» Material for the task

········

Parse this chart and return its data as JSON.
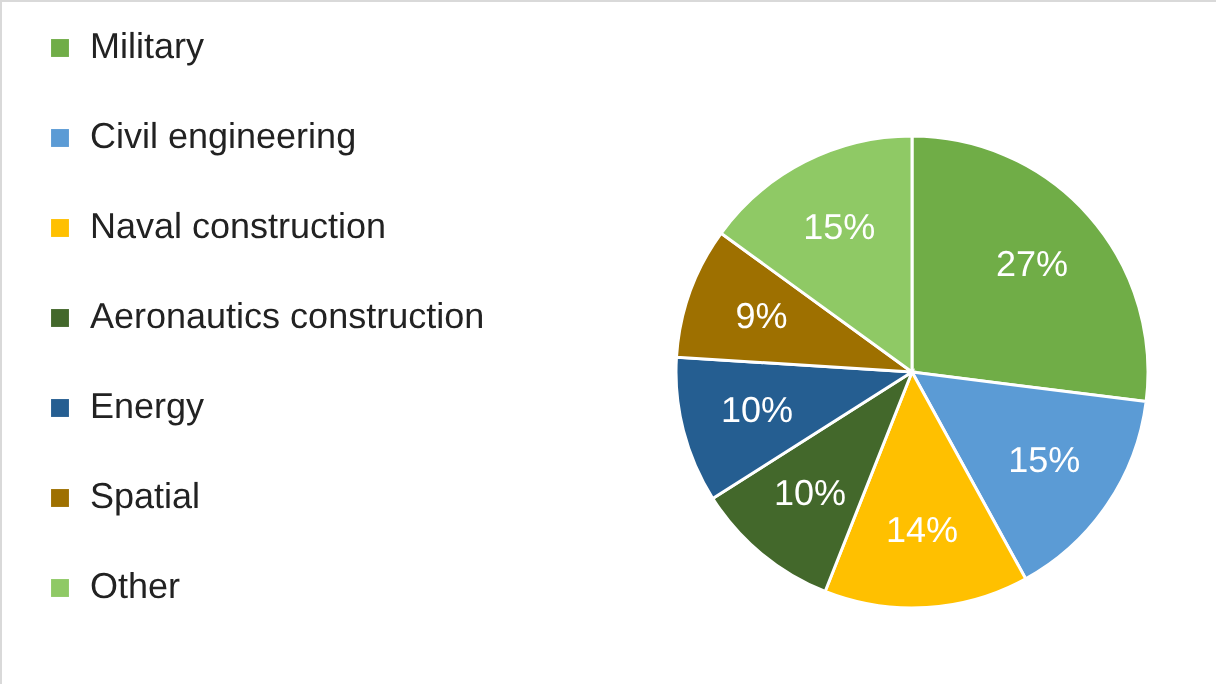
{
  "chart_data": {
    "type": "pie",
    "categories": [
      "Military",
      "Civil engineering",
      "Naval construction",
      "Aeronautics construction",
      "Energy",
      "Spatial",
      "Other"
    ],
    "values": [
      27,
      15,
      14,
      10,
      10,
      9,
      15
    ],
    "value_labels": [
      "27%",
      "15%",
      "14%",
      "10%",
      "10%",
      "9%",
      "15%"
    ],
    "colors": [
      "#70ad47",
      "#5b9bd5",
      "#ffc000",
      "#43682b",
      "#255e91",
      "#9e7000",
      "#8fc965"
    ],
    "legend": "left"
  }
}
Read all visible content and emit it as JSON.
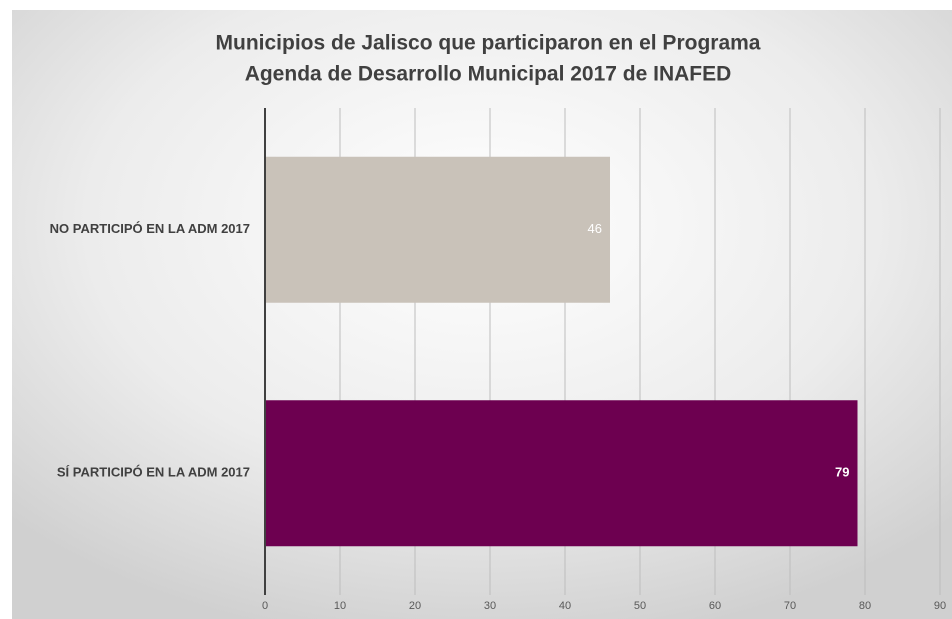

········

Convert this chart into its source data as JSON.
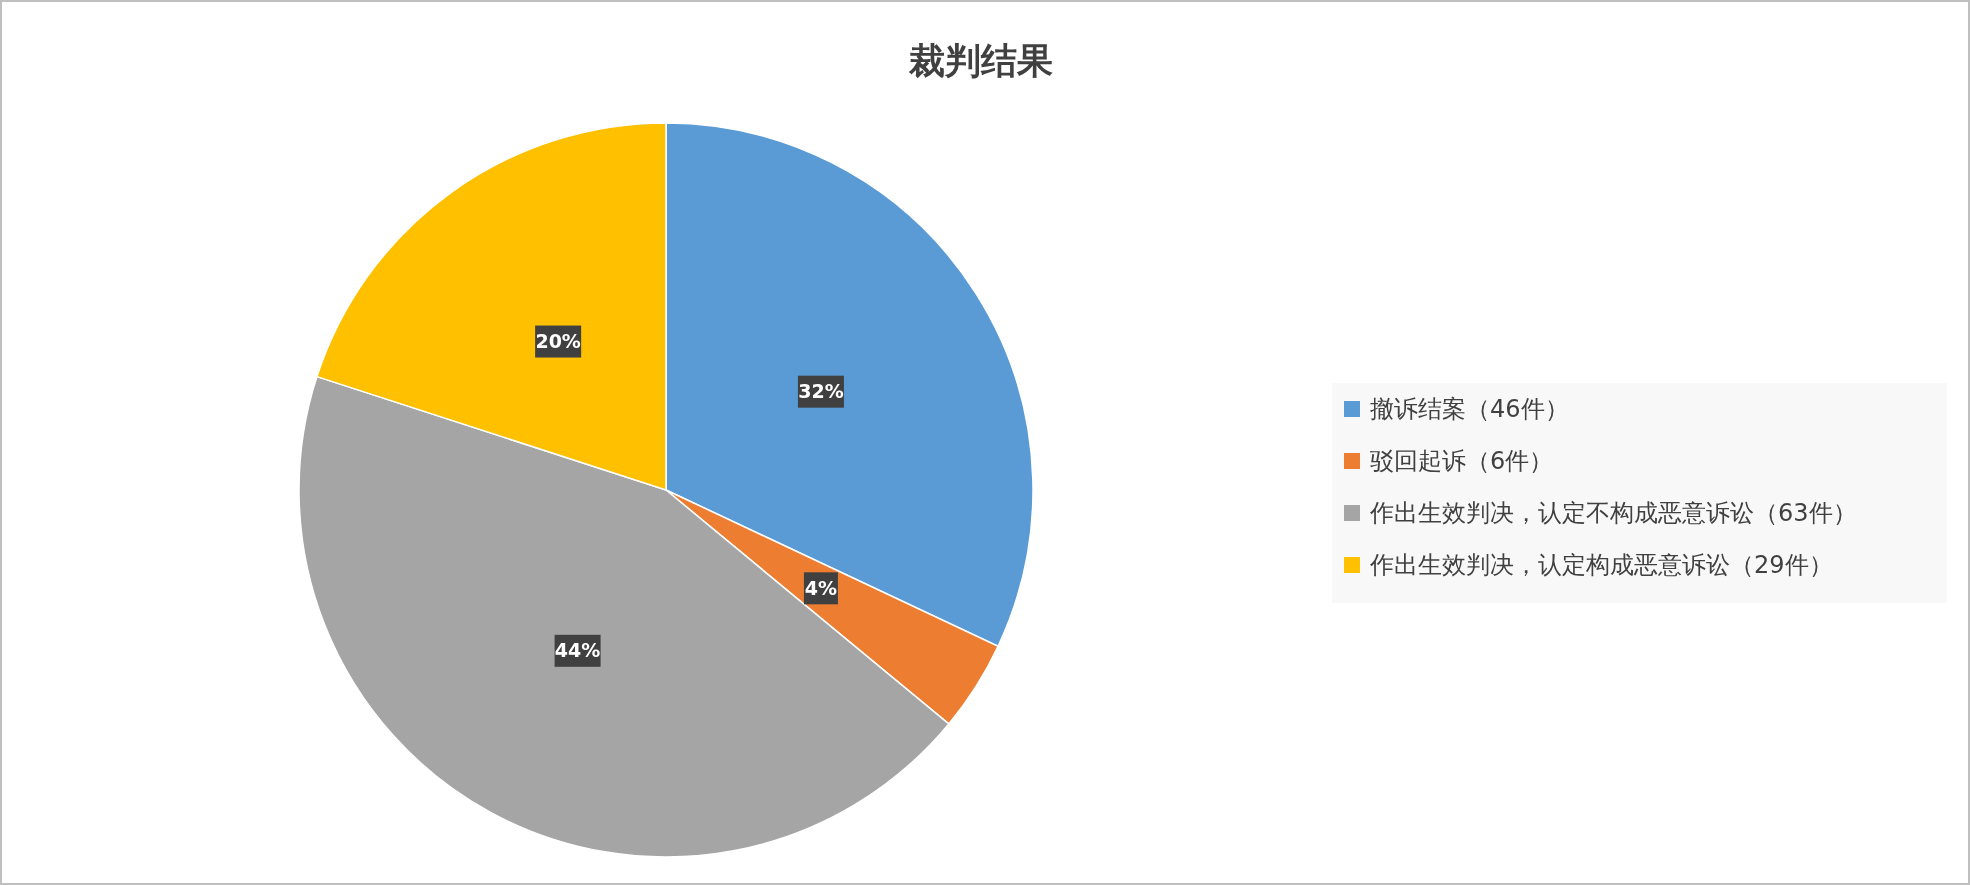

········

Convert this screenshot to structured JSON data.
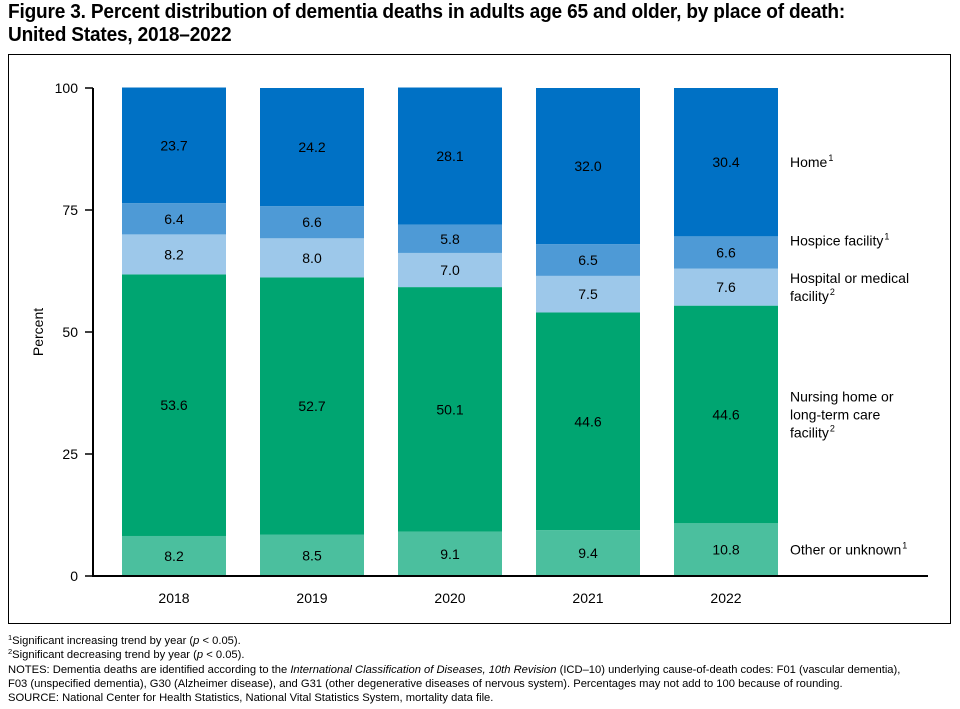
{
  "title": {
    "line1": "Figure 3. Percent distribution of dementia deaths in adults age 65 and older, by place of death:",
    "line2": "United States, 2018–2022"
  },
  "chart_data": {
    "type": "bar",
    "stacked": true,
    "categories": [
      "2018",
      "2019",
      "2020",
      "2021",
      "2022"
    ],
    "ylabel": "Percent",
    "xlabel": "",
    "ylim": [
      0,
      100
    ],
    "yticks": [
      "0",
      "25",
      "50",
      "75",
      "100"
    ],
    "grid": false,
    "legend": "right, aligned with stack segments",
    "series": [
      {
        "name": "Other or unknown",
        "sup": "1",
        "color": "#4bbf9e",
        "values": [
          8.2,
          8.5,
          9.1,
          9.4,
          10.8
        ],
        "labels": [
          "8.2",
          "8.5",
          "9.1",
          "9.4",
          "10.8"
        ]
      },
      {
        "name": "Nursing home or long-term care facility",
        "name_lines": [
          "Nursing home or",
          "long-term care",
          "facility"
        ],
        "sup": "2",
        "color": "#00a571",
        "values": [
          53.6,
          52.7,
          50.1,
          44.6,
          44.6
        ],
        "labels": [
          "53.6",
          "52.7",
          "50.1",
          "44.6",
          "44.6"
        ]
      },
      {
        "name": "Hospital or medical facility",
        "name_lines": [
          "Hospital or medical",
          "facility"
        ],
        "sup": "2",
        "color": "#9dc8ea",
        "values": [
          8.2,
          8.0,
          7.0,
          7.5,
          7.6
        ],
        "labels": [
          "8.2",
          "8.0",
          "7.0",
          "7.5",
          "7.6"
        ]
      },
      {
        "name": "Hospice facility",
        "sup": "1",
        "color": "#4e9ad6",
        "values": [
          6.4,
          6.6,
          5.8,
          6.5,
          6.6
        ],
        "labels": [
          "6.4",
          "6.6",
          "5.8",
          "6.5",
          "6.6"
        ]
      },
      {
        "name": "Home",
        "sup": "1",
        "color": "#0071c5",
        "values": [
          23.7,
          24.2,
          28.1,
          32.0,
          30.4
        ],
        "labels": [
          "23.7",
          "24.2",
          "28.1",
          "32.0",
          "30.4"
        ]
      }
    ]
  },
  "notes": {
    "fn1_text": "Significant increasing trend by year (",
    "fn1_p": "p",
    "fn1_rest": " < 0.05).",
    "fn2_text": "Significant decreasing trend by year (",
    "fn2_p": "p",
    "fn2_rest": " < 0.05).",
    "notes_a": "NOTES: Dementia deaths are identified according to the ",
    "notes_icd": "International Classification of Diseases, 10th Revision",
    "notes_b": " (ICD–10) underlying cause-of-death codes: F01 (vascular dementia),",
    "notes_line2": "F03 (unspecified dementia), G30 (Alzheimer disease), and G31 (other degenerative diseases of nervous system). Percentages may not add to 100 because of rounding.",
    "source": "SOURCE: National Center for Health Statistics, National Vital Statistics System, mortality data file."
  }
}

········

» What you are asked to do
With the pictures removed from your copy, retype the lines above from the one that contains "Parse this chart and return its data as JSON." through the one that contains "Read all visible content and emit it as JSON.", exactly.

» Solution for this exercise
Parse this chart and return its data as JSON.
{
  "chart_data": {
    "type": "pie",
    "categories": [
      "Military",
      "Civil engineering",
      "Naval construction",
      "Aeronautics construction",
      "Energy",
      "Spatial",
      "Other"
    ],
    "values": [
      27,
      15,
      14,
      10,
      10,
      9,
      15
    ],
    "value_labels": [
      "27%",
      "15%",
      "14%",
      "10%",
      "10%",
      "9%",
      "15%"
    ],
    "colors": [
      "#70ad47",
      "#5b9bd5",
      "#ffc000",
      "#43682b",
      "#255e91",
      "#9e7000",
      "#8fc965"
    ],
    "legend": "left"
  }
}
Read all visible content and emit it as JSON.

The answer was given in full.